• [Exercise]:
Your task is to transcribe the data in full.

[Stored data]

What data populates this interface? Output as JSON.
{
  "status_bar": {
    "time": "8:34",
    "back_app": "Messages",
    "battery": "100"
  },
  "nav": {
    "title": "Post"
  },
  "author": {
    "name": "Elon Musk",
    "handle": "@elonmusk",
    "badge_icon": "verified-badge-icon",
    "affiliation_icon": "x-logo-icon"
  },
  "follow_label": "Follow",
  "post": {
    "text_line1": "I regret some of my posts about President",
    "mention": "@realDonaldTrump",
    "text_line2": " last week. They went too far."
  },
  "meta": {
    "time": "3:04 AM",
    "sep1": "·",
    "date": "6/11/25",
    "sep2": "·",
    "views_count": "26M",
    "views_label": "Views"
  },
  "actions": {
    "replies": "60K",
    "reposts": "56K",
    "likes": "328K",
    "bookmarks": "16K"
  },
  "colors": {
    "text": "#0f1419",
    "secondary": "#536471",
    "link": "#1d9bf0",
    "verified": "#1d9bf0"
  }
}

• [Solution]:
What data populates this interface? Output as JSON.
{
  "status_bar": {
    "time": "8:34",
    "back_app": "Messages",
    "battery": "100"
  },
  "nav": {
    "title": "Post"
  },
  "author": {
    "name": "Elon Musk",
    "handle": "@elonmusk",
    "badge_icon": "verified-badge-icon",
    "affiliation_icon": "x-logo-icon"
  },
  "follow_label": "Follow",
  "post": {
    "text_line1": "I regret some of my posts about President",
    "mention": "@realDonaldTrump",
    "text_line2": " last week. They went too far."
  },
  "meta": {
    "time": "3:04 AM",
    "sep1": "·",
    "date": "6/11/25",
    "sep2": "·",
    "views_count": "26M",
    "views_label": "Views"
  },
  "actions": {
    "replies": "60K",
    "reposts": "56K",
    "likes": "328K",
    "bookmarks": "16K"
  },
  "colors": {
    "text": "#0f1419",
    "secondary": "#536471",
    "link": "#1d9bf0",
    "verified": "#1d9bf0"
  }
}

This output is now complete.